*PROBLEM*: Omit any picture, and return the remaining data exactly as written.
━━━━━━━━━━
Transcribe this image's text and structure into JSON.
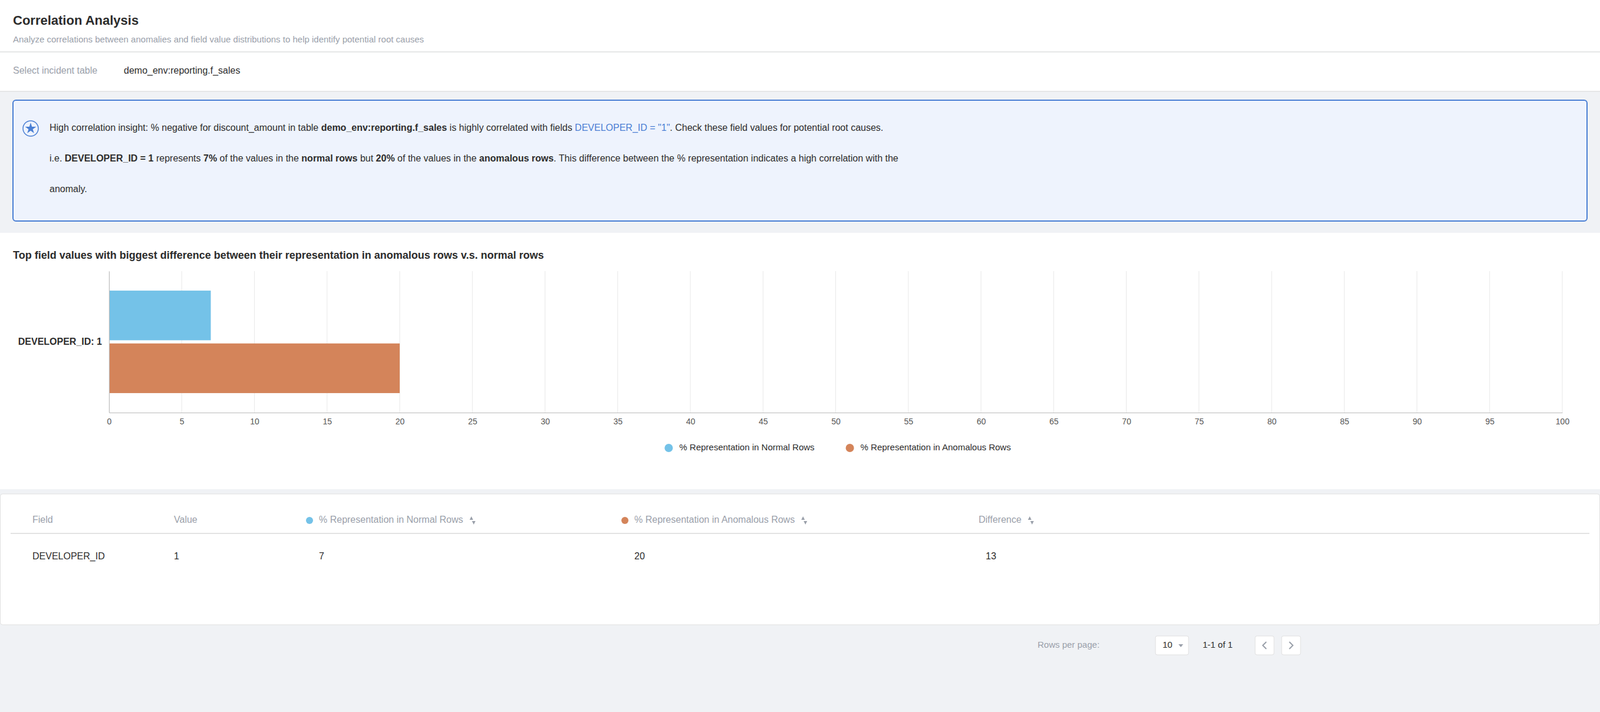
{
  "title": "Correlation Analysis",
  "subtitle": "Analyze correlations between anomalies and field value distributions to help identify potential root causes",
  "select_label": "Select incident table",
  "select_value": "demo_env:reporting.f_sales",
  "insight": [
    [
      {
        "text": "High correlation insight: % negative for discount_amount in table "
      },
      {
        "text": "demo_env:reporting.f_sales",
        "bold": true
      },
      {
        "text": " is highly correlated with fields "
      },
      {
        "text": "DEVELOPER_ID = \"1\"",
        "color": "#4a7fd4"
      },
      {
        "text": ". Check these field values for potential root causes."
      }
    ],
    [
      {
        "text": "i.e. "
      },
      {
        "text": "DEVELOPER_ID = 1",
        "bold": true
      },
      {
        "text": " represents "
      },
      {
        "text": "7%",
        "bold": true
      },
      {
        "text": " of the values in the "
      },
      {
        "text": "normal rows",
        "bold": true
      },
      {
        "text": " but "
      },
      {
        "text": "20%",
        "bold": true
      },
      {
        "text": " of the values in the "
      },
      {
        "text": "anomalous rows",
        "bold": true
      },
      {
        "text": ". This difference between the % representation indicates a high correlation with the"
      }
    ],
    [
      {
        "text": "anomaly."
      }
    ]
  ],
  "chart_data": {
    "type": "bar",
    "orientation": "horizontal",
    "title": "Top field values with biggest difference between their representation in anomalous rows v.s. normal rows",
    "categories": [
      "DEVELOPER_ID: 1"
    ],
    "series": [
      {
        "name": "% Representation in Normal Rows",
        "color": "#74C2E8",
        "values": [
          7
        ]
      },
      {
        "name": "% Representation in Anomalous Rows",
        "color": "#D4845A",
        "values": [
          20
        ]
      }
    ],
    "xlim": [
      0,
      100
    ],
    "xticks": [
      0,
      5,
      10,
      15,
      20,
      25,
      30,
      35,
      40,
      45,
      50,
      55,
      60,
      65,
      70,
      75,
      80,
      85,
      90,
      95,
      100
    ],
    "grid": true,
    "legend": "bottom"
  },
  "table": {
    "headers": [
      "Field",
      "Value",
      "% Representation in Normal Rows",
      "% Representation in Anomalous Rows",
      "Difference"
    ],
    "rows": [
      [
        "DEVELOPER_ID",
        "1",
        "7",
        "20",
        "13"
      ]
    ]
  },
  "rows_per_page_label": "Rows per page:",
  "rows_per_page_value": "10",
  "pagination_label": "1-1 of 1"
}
━━━━━━━━━━
*IN RESPONSE*:
Transcribe this image's text and structure into JSON.
{
  "title": "Correlation Analysis",
  "subtitle": "Analyze correlations between anomalies and field value distributions to help identify potential root causes",
  "select_label": "Select incident table",
  "select_value": "demo_env:reporting.f_sales",
  "insight": [
    [
      {
        "text": "High correlation insight: % negative for discount_amount in table "
      },
      {
        "text": "demo_env:reporting.f_sales",
        "bold": true
      },
      {
        "text": " is highly correlated with fields "
      },
      {
        "text": "DEVELOPER_ID = \"1\"",
        "color": "#4a7fd4"
      },
      {
        "text": ". Check these field values for potential root causes."
      }
    ],
    [
      {
        "text": "i.e. "
      },
      {
        "text": "DEVELOPER_ID = 1",
        "bold": true
      },
      {
        "text": " represents "
      },
      {
        "text": "7%",
        "bold": true
      },
      {
        "text": " of the values in the "
      },
      {
        "text": "normal rows",
        "bold": true
      },
      {
        "text": " but "
      },
      {
        "text": "20%",
        "bold": true
      },
      {
        "text": " of the values in the "
      },
      {
        "text": "anomalous rows",
        "bold": true
      },
      {
        "text": ". This difference between the % representation indicates a high correlation with the"
      }
    ],
    [
      {
        "text": "anomaly."
      }
    ]
  ],
  "chart_data": {
    "type": "bar",
    "orientation": "horizontal",
    "title": "Top field values with biggest difference between their representation in anomalous rows v.s. normal rows",
    "categories": [
      "DEVELOPER_ID: 1"
    ],
    "series": [
      {
        "name": "% Representation in Normal Rows",
        "color": "#74C2E8",
        "values": [
          7
        ]
      },
      {
        "name": "% Representation in Anomalous Rows",
        "color": "#D4845A",
        "values": [
          20
        ]
      }
    ],
    "xlim": [
      0,
      100
    ],
    "xticks": [
      0,
      5,
      10,
      15,
      20,
      25,
      30,
      35,
      40,
      45,
      50,
      55,
      60,
      65,
      70,
      75,
      80,
      85,
      90,
      95,
      100
    ],
    "grid": true,
    "legend": "bottom"
  },
  "table": {
    "headers": [
      "Field",
      "Value",
      "% Representation in Normal Rows",
      "% Representation in Anomalous Rows",
      "Difference"
    ],
    "rows": [
      [
        "DEVELOPER_ID",
        "1",
        "7",
        "20",
        "13"
      ]
    ]
  },
  "rows_per_page_label": "Rows per page:",
  "rows_per_page_value": "10",
  "pagination_label": "1-1 of 1"
}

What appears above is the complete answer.